◆ PROBLEM TO SOLVE ◆
Each entry below is to be extracted exactly.
____ DATA EXTRACT
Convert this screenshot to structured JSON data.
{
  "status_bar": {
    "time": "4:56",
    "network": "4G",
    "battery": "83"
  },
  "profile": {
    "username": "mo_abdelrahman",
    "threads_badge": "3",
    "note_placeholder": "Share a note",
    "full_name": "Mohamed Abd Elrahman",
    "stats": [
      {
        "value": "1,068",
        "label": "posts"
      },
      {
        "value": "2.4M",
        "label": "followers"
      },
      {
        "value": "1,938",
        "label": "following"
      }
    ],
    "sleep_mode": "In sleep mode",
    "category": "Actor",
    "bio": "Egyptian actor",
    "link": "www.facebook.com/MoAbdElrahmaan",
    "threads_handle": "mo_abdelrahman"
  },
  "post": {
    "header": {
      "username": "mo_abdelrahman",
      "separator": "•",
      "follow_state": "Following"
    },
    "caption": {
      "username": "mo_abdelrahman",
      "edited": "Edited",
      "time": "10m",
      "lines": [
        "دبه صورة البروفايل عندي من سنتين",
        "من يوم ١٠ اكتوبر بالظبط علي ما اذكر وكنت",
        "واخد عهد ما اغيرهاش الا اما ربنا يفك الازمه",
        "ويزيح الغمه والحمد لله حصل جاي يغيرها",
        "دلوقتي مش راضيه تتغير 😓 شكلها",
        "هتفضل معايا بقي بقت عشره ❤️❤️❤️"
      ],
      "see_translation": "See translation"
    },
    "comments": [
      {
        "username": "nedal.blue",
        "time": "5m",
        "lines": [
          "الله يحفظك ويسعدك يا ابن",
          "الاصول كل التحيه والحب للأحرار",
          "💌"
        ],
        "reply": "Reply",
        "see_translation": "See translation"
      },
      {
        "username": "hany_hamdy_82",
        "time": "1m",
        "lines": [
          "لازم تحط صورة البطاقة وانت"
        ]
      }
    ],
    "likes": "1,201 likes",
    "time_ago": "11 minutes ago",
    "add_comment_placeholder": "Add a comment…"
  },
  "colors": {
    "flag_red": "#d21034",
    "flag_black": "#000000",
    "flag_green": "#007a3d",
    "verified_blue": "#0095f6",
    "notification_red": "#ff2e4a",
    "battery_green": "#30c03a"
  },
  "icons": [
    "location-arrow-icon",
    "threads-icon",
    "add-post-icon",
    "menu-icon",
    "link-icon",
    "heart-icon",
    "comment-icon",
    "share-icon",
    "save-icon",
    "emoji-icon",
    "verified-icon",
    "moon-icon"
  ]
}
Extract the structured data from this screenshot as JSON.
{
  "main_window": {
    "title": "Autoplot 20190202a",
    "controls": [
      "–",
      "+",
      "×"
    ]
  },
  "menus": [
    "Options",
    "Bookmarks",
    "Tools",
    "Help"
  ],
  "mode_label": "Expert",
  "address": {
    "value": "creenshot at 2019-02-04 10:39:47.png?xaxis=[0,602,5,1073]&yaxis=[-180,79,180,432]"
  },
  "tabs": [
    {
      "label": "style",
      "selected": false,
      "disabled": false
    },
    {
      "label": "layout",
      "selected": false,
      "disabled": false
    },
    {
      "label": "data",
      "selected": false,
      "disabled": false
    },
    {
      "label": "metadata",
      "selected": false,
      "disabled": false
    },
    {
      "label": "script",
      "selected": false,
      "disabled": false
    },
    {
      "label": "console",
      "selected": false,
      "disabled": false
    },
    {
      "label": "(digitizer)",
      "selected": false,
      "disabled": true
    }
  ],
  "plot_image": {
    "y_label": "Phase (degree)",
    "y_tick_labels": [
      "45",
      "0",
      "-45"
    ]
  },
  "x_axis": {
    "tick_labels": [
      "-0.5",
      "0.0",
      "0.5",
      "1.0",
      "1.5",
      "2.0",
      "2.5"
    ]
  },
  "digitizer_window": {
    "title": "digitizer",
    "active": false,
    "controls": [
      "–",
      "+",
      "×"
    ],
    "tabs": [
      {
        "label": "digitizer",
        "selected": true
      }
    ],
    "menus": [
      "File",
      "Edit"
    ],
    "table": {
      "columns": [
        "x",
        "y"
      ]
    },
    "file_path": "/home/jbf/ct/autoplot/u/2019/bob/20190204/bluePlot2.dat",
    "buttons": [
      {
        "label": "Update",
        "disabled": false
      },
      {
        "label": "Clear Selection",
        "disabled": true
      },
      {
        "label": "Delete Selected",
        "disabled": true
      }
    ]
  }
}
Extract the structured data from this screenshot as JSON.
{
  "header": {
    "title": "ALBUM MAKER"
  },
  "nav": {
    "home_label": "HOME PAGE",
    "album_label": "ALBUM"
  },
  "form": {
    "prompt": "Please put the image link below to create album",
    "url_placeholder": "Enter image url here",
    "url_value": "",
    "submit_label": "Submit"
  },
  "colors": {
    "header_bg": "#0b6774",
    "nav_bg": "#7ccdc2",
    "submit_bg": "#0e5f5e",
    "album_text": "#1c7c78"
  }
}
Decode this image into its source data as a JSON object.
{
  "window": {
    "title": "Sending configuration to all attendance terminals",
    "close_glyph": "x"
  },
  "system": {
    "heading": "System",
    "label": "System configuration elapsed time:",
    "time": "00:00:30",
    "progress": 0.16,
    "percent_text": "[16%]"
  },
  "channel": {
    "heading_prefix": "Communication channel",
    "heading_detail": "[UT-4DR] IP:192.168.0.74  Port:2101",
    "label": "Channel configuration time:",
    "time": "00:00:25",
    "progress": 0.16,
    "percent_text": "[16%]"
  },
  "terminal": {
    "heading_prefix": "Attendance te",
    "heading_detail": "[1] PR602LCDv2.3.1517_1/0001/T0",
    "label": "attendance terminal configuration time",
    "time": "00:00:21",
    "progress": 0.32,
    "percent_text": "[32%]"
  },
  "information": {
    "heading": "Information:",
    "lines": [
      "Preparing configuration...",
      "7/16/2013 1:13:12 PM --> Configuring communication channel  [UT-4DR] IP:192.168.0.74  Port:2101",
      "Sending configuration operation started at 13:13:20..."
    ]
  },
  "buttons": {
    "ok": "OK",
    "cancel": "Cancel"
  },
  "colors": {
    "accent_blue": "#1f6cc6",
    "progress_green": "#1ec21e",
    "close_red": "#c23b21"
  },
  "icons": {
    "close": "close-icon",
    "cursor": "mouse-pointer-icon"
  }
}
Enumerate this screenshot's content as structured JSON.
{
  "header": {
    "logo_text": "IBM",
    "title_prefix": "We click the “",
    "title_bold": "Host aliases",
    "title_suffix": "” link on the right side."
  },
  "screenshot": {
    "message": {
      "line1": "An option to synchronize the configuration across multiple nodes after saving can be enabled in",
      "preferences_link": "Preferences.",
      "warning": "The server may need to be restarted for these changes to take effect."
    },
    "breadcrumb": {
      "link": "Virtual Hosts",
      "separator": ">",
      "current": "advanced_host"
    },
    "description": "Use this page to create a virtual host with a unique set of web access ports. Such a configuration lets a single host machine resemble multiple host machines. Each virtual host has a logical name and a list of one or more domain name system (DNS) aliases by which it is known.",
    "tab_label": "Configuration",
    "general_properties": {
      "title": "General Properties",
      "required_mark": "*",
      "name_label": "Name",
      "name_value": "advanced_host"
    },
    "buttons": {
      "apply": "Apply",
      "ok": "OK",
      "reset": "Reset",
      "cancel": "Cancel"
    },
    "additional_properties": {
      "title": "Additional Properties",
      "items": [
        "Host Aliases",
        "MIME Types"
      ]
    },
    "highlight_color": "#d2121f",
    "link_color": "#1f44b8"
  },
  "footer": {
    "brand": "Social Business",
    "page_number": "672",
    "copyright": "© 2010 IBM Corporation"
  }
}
________
◆ ANSWER IN FULL ◆
Convert this screenshot to structured JSON data.
{
  "status_bar": {
    "time": "4:56",
    "network": "4G",
    "battery": "83"
  },
  "profile": {
    "username": "mo_abdelrahman",
    "threads_badge": "3",
    "note_placeholder": "Share a note",
    "full_name": "Mohamed Abd Elrahman",
    "stats": [
      {
        "value": "1,068",
        "label": "posts"
      },
      {
        "value": "2.4M",
        "label": "followers"
      },
      {
        "value": "1,938",
        "label": "following"
      }
    ],
    "sleep_mode": "In sleep mode",
    "category": "Actor",
    "bio": "Egyptian actor",
    "link": "www.facebook.com/MoAbdElrahmaan",
    "threads_handle": "mo_abdelrahman"
  },
  "post": {
    "header": {
      "username": "mo_abdelrahman",
      "separator": "•",
      "follow_state": "Following"
    },
    "caption": {
      "username": "mo_abdelrahman",
      "edited": "Edited",
      "time": "10m",
      "lines": [
        "دبه صورة البروفايل عندي من سنتين",
        "من يوم ١٠ اكتوبر بالظبط علي ما اذكر وكنت",
        "واخد عهد ما اغيرهاش الا اما ربنا يفك الازمه",
        "ويزيح الغمه والحمد لله حصل جاي يغيرها",
        "دلوقتي مش راضيه تتغير 😓 شكلها",
        "هتفضل معايا بقي بقت عشره ❤️❤️❤️"
      ],
      "see_translation": "See translation"
    },
    "comments": [
      {
        "username": "nedal.blue",
        "time": "5m",
        "lines": [
          "الله يحفظك ويسعدك يا ابن",
          "الاصول كل التحيه والحب للأحرار",
          "💌"
        ],
        "reply": "Reply",
        "see_translation": "See translation"
      },
      {
        "username": "hany_hamdy_82",
        "time": "1m",
        "lines": [
          "لازم تحط صورة البطاقة وانت"
        ]
      }
    ],
    "likes": "1,201 likes",
    "time_ago": "11 minutes ago",
    "add_comment_placeholder": "Add a comment…"
  },
  "colors": {
    "flag_red": "#d21034",
    "flag_black": "#000000",
    "flag_green": "#007a3d",
    "verified_blue": "#0095f6",
    "notification_red": "#ff2e4a",
    "battery_green": "#30c03a"
  },
  "icons": [
    "location-arrow-icon",
    "threads-icon",
    "add-post-icon",
    "menu-icon",
    "link-icon",
    "heart-icon",
    "comment-icon",
    "share-icon",
    "save-icon",
    "emoji-icon",
    "verified-icon",
    "moon-icon"
  ]
}
Extract the structured data from this screenshot as JSON.
{
  "main_window": {
    "title": "Autoplot 20190202a",
    "controls": [
      "–",
      "+",
      "×"
    ]
  },
  "menus": [
    "Options",
    "Bookmarks",
    "Tools",
    "Help"
  ],
  "mode_label": "Expert",
  "address": {
    "value": "creenshot at 2019-02-04 10:39:47.png?xaxis=[0,602,5,1073]&yaxis=[-180,79,180,432]"
  },
  "tabs": [
    {
      "label": "style",
      "selected": false,
      "disabled": false
    },
    {
      "label": "layout",
      "selected": false,
      "disabled": false
    },
    {
      "label": "data",
      "selected": false,
      "disabled": false
    },
    {
      "label": "metadata",
      "selected": false,
      "disabled": false
    },
    {
      "label": "script",
      "selected": false,
      "disabled": false
    },
    {
      "label": "console",
      "selected": false,
      "disabled": false
    },
    {
      "label": "(digitizer)",
      "selected": false,
      "disabled": true
    }
  ],
  "plot_image": {
    "y_label": "Phase (degree)",
    "y_tick_labels": [
      "45",
      "0",
      "-45"
    ]
  },
  "x_axis": {
    "tick_labels": [
      "-0.5",
      "0.0",
      "0.5",
      "1.0",
      "1.5",
      "2.0",
      "2.5"
    ]
  },
  "digitizer_window": {
    "title": "digitizer",
    "active": false,
    "controls": [
      "–",
      "+",
      "×"
    ],
    "tabs": [
      {
        "label": "digitizer",
        "selected": true
      }
    ],
    "menus": [
      "File",
      "Edit"
    ],
    "table": {
      "columns": [
        "x",
        "y"
      ]
    },
    "file_path": "/home/jbf/ct/autoplot/u/2019/bob/20190204/bluePlot2.dat",
    "buttons": [
      {
        "label": "Update",
        "disabled": false
      },
      {
        "label": "Clear Selection",
        "disabled": true
      },
      {
        "label": "Delete Selected",
        "disabled": true
      }
    ]
  }
}
Extract the structured data from this screenshot as JSON.
{
  "header": {
    "title": "ALBUM MAKER"
  },
  "nav": {
    "home_label": "HOME PAGE",
    "album_label": "ALBUM"
  },
  "form": {
    "prompt": "Please put the image link below to create album",
    "url_placeholder": "Enter image url here",
    "url_value": "",
    "submit_label": "Submit"
  },
  "colors": {
    "header_bg": "#0b6774",
    "nav_bg": "#7ccdc2",
    "submit_bg": "#0e5f5e",
    "album_text": "#1c7c78"
  }
}
Decode this image into its source data as a JSON object.
{
  "window": {
    "title": "Sending configuration to all attendance terminals",
    "close_glyph": "x"
  },
  "system": {
    "heading": "System",
    "label": "System configuration elapsed time:",
    "time": "00:00:30",
    "progress": 0.16,
    "percent_text": "[16%]"
  },
  "channel": {
    "heading_prefix": "Communication channel",
    "heading_detail": "[UT-4DR] IP:192.168.0.74  Port:2101",
    "label": "Channel configuration time:",
    "time": "00:00:25",
    "progress": 0.16,
    "percent_text": "[16%]"
  },
  "terminal": {
    "heading_prefix": "Attendance te",
    "heading_detail": "[1] PR602LCDv2.3.1517_1/0001/T0",
    "label": "attendance terminal configuration time",
    "time": "00:00:21",
    "progress": 0.32,
    "percent_text": "[32%]"
  },
  "information": {
    "heading": "Information:",
    "lines": [
      "Preparing configuration...",
      "7/16/2013 1:13:12 PM --> Configuring communication channel  [UT-4DR] IP:192.168.0.74  Port:2101",
      "Sending configuration operation started at 13:13:20..."
    ]
  },
  "buttons": {
    "ok": "OK",
    "cancel": "Cancel"
  },
  "colors": {
    "accent_blue": "#1f6cc6",
    "progress_green": "#1ec21e",
    "close_red": "#c23b21"
  },
  "icons": {
    "close": "close-icon",
    "cursor": "mouse-pointer-icon"
  }
}
Enumerate this screenshot's content as structured JSON.
{
  "header": {
    "logo_text": "IBM",
    "title_prefix": "We click the “",
    "title_bold": "Host aliases",
    "title_suffix": "” link on the right side."
  },
  "screenshot": {
    "message": {
      "line1": "An option to synchronize the configuration across multiple nodes after saving can be enabled in",
      "preferences_link": "Preferences.",
      "warning": "The server may need to be restarted for these changes to take effect."
    },
    "breadcrumb": {
      "link": "Virtual Hosts",
      "separator": ">",
      "current": "advanced_host"
    },
    "description": "Use this page to create a virtual host with a unique set of web access ports. Such a configuration lets a single host machine resemble multiple host machines. Each virtual host has a logical name and a list of one or more domain name system (DNS) aliases by which it is known.",
    "tab_label": "Configuration",
    "general_properties": {
      "title": "General Properties",
      "required_mark": "*",
      "name_label": "Name",
      "name_value": "advanced_host"
    },
    "buttons": {
      "apply": "Apply",
      "ok": "OK",
      "reset": "Reset",
      "cancel": "Cancel"
    },
    "additional_properties": {
      "title": "Additional Properties",
      "items": [
        "Host Aliases",
        "MIME Types"
      ]
    },
    "highlight_color": "#d2121f",
    "link_color": "#1f44b8"
  },
  "footer": {
    "brand": "Social Business",
    "page_number": "672",
    "copyright": "© 2010 IBM Corporation"
  }
}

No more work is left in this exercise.